++++ Information provided ++++
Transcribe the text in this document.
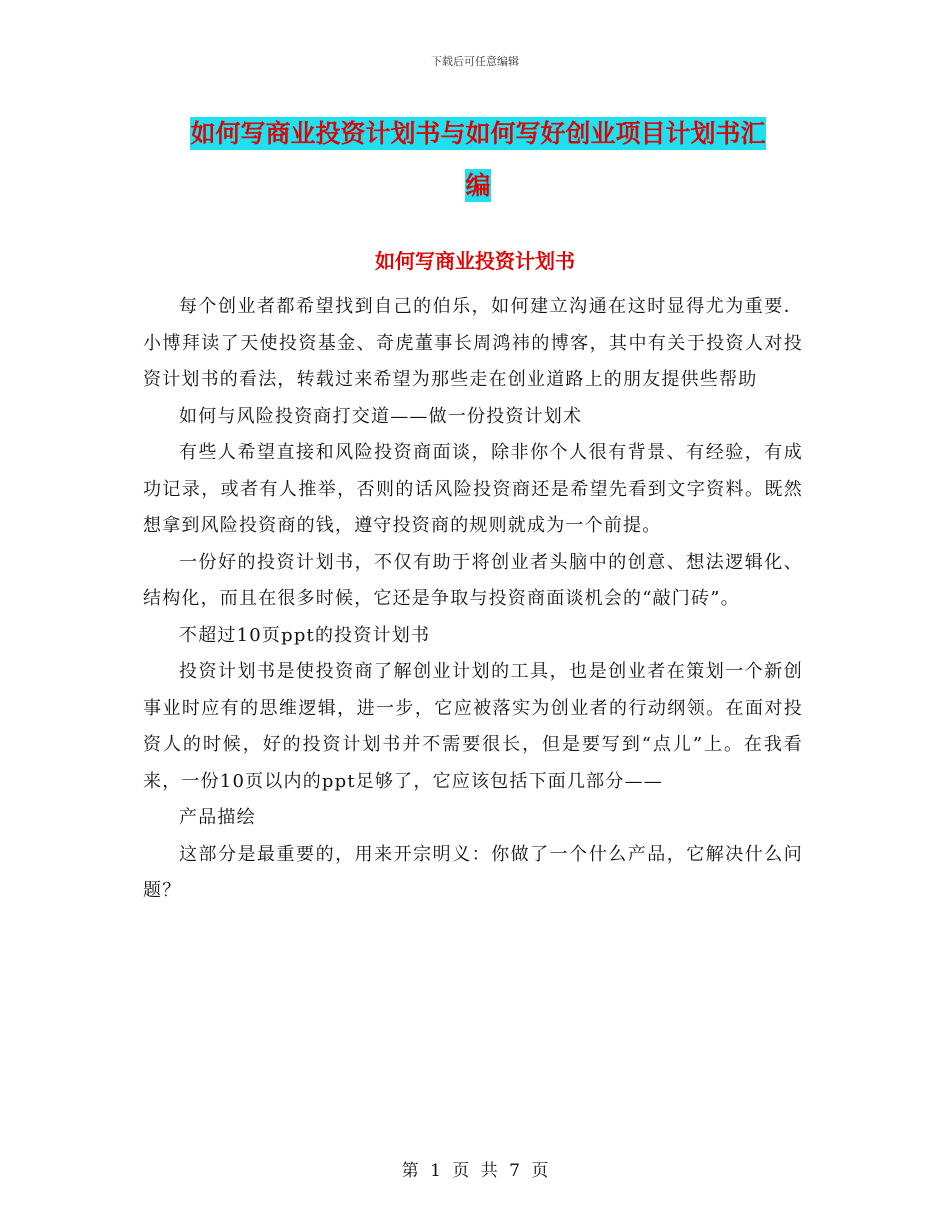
下载后可任意编辑
如何写商业投资计划书与如何写好创业项目计划书汇
编
如何写商业投资计划书

每个创业者都希望找到自己的伯乐，如何建立沟通在这时显得尤为重要．小博拜读了天使投资基金、奇虎董事长周鸿祎的博客，其中有关于投资人对投资计划书的看法，转载过来希望为那些走在创业道路上的朋友提供些帮助

如何与风险投资商打交道——做一份投资计划术

有些人希望直接和风险投资商面谈，除非你个人很有背景、有经验，有成功记录，或者有人推举，否则的话风险投资商还是希望先看到文字资料。既然想拿到风险投资商的钱，遵守投资商的规则就成为一个前提。

一份好的投资计划书，不仅有助于将创业者头脑中的创意、想法逻辑化、结构化，而且在很多时候，它还是争取与投资商面谈机会的“敲门砖”。

不超过10页ppt的投资计划书

投资计划书是使投资商了解创业计划的工具，也是创业者在策划一个新创事业时应有的思维逻辑，进一步，它应被落实为创业者的行动纲领。在面对投资人的时候，好的投资计划书并不需要很长，但是要写到“点儿”上。在我看来，一份10页以内的ppt足够了，它应该包括下面几部分——

产品描绘

这部分是最重要的，用来开宗明义：你做了一个什么产品，它解决什么问题？

第 1 页 共 7 页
++++
**Directions for this task:** Transcribe every record above exactly, leaving out the pictures.

**Result for this task:**
Transcribe the text in this document.
下载后可任意编辑
如何写商业投资计划书与如何写好创业项目计划书汇
编
如何写商业投资计划书

每个创业者都希望找到自己的伯乐，如何建立沟通在这时显得尤为重要．小博拜读了天使投资基金、奇虎董事长周鸿祎的博客，其中有关于投资人对投资计划书的看法，转载过来希望为那些走在创业道路上的朋友提供些帮助

如何与风险投资商打交道——做一份投资计划术

有些人希望直接和风险投资商面谈，除非你个人很有背景、有经验，有成功记录，或者有人推举，否则的话风险投资商还是希望先看到文字资料。既然想拿到风险投资商的钱，遵守投资商的规则就成为一个前提。

一份好的投资计划书，不仅有助于将创业者头脑中的创意、想法逻辑化、结构化，而且在很多时候，它还是争取与投资商面谈机会的“敲门砖”。

不超过10页ppt的投资计划书

投资计划书是使投资商了解创业计划的工具，也是创业者在策划一个新创事业时应有的思维逻辑，进一步，它应被落实为创业者的行动纲领。在面对投资人的时候，好的投资计划书并不需要很长，但是要写到“点儿”上。在我看来，一份10页以内的ppt足够了，它应该包括下面几部分——

产品描绘

这部分是最重要的，用来开宗明义：你做了一个什么产品，它解决什么问题？

第 1 页 共 7 页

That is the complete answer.